_DATA FOR THE TASK:_
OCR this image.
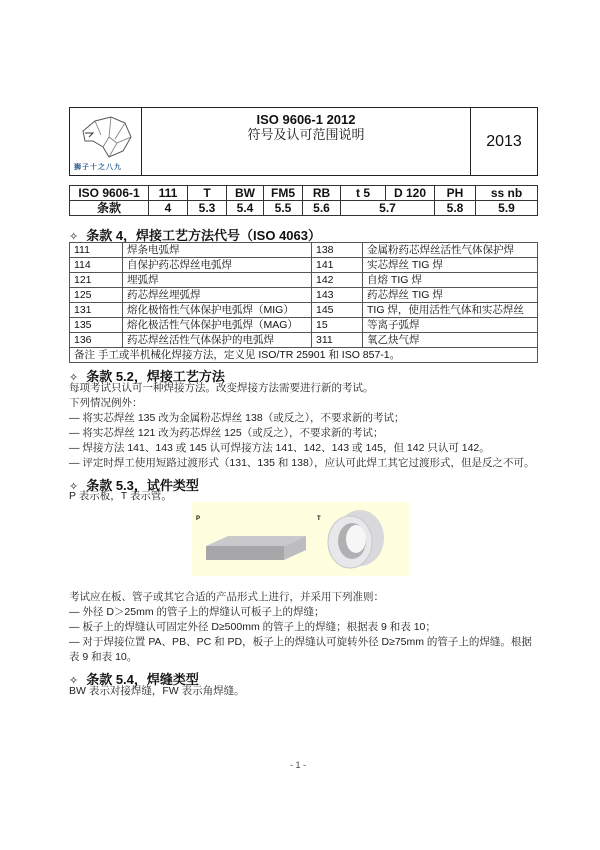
狮子十之八九
ISO 9606-1 2012
符号及认可范围说明	2013
ISO 9606-1	111	T	BW	FM5	RB	t 5	D 120	PH	ss nb
条款	4	5.3	5.4	5.5	5.6	5.7		5.8	5.9
✧ 条款 4，焊接工艺方法代号（ISO 4063）
111	焊条电弧焊	138	金属粉药芯焊丝活性气体保护焊
114	自保护药芯焊丝电弧焊	141	实芯焊丝 TIG 焊
121	埋弧焊	142	自熔 TIG 焊
125	药芯焊丝埋弧焊	143	药芯焊丝 TIG 焊
131	熔化极惰性气体保护电弧焊（MIG）	145	TIG 焊，使用活性气体和实芯焊丝
135	熔化极活性气体保护电弧焊（MAG）	15	等离子弧焊
136	药芯焊丝活性气体保护的电弧焊	311	氧乙炔气焊
备注 手工或半机械化焊接方法，定义见 ISO/TR 25901 和 ISO 857-1。			
✧ 条款 5.2，焊接工艺方法
每项考试只认可一种焊接方法。改变焊接方法需要进行新的考试。
下列情况例外：
— 将实芯焊丝 135 改为金属粉芯焊丝 138（或反之），不要求新的考试；
— 将实芯焊丝 121 改为药芯焊丝 125（或反之），不要求新的考试；
— 焊接方法 141、143 或 145 认可焊接方法 141、142、143 或 145，但 142 只认可 142。
— 评定时焊工使用短路过渡形式（131、135 和 138），应认可此焊工其它过渡形式，但是反之不可。
✧ 条款 5.3，试件类型
P 表示板，T 表示管。
P	T
考试应在板、管子或其它合适的产品形式上进行，并采用下列准则：
— 外径 D＞25mm 的管子上的焊缝认可板子上的焊缝；
— 板子上的焊缝认可固定外径 D≥500mm 的管子上的焊缝；根据表 9 和表 10；
— 对于焊接位置 PA、PB、PC 和 PD，板子上的焊缝认可旋转外径 D≥75mm 的管子上的焊缝。根据
表 9 和表 10。
✧ 条款 5.4，焊缝类型
BW 表示对接焊缝，FW 表示角焊缝。
- 1 -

_PROBLEM TO WORK ON:_ All of the entries above should be copied exactly, except for the pictures.

_WRITTEN SOLUTION:_
OCR this image.
狮子十之八九
ISO 9606-1 2012
符号及认可范围说明	2013
ISO 9606-1	111	T	BW	FM5	RB	t 5	D 120	PH	ss nb
条款	4	5.3	5.4	5.5	5.6	5.7		5.8	5.9
✧ 条款 4，焊接工艺方法代号（ISO 4063）
111	焊条电弧焊	138	金属粉药芯焊丝活性气体保护焊
114	自保护药芯焊丝电弧焊	141	实芯焊丝 TIG 焊
121	埋弧焊	142	自熔 TIG 焊
125	药芯焊丝埋弧焊	143	药芯焊丝 TIG 焊
131	熔化极惰性气体保护电弧焊（MIG）	145	TIG 焊，使用活性气体和实芯焊丝
135	熔化极活性气体保护电弧焊（MAG）	15	等离子弧焊
136	药芯焊丝活性气体保护的电弧焊	311	氧乙炔气焊
备注 手工或半机械化焊接方法，定义见 ISO/TR 25901 和 ISO 857-1。			
✧ 条款 5.2，焊接工艺方法
每项考试只认可一种焊接方法。改变焊接方法需要进行新的考试。
下列情况例外：
— 将实芯焊丝 135 改为金属粉芯焊丝 138（或反之），不要求新的考试；
— 将实芯焊丝 121 改为药芯焊丝 125（或反之），不要求新的考试；
— 焊接方法 141、143 或 145 认可焊接方法 141、142、143 或 145，但 142 只认可 142。
— 评定时焊工使用短路过渡形式（131、135 和 138），应认可此焊工其它过渡形式，但是反之不可。
✧ 条款 5.3，试件类型
P 表示板，T 表示管。
P	T
考试应在板、管子或其它合适的产品形式上进行，并采用下列准则：
— 外径 D＞25mm 的管子上的焊缝认可板子上的焊缝；
— 板子上的焊缝认可固定外径 D≥500mm 的管子上的焊缝；根据表 9 和表 10；
— 对于焊接位置 PA、PB、PC 和 PD，板子上的焊缝认可旋转外径 D≥75mm 的管子上的焊缝。根据
表 9 和表 10。
✧ 条款 5.4，焊缝类型
BW 表示对接焊缝，FW 表示角焊缝。
- 1 -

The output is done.